>> Start Data lines

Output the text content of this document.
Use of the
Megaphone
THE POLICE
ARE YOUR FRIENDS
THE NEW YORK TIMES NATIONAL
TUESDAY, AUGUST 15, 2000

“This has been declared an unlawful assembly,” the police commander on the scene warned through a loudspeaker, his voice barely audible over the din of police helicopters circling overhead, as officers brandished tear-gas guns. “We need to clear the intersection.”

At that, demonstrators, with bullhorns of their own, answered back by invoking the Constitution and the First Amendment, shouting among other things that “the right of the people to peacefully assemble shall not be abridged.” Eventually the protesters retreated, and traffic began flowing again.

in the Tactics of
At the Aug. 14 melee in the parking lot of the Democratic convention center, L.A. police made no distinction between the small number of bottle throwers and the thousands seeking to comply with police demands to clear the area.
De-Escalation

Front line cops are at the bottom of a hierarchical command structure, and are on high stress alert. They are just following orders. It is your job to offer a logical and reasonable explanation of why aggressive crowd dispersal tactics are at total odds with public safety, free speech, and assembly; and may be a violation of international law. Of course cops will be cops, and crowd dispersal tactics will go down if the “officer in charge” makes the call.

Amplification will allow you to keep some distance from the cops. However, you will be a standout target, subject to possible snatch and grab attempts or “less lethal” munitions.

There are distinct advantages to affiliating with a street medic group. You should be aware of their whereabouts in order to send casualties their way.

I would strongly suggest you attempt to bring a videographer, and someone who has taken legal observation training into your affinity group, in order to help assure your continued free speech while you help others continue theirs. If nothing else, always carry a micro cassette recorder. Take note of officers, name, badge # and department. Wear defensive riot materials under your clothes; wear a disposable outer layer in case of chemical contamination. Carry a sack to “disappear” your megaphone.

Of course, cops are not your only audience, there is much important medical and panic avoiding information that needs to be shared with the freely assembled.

>> End Data lines

* **Objective**
Extract each entry in full and write it down exactly.

* **Answer below**
Output the text content of this document.
Use of the
Megaphone
THE POLICE
ARE YOUR FRIENDS
THE NEW YORK TIMES NATIONAL
TUESDAY, AUGUST 15, 2000

“This has been declared an unlawful assembly,” the police commander on the scene warned through a loudspeaker, his voice barely audible over the din of police helicopters circling overhead, as officers brandished tear-gas guns. “We need to clear the intersection.”

At that, demonstrators, with bullhorns of their own, answered back by invoking the Constitution and the First Amendment, shouting among other things that “the right of the people to peacefully assemble shall not be abridged.” Eventually the protesters retreated, and traffic began flowing again.

in the Tactics of
At the Aug. 14 melee in the parking lot of the Democratic convention center, L.A. police made no distinction between the small number of bottle throwers and the thousands seeking to comply with police demands to clear the area.
De-Escalation

Front line cops are at the bottom of a hierarchical command structure, and are on high stress alert. They are just following orders. It is your job to offer a logical and reasonable explanation of why aggressive crowd dispersal tactics are at total odds with public safety, free speech, and assembly; and may be a violation of international law. Of course cops will be cops, and crowd dispersal tactics will go down if the “officer in charge” makes the call.

Amplification will allow you to keep some distance from the cops. However, you will be a standout target, subject to possible snatch and grab attempts or “less lethal” munitions.

There are distinct advantages to affiliating with a street medic group. You should be aware of their whereabouts in order to send casualties their way.

I would strongly suggest you attempt to bring a videographer, and someone who has taken legal observation training into your affinity group, in order to help assure your continued free speech while you help others continue theirs. If nothing else, always carry a micro cassette recorder. Take note of officers, name, badge # and department. Wear defensive riot materials under your clothes; wear a disposable outer layer in case of chemical contamination. Carry a sack to “disappear” your megaphone.

Of course, cops are not your only audience, there is much important medical and panic avoiding information that needs to be shared with the freely assembled.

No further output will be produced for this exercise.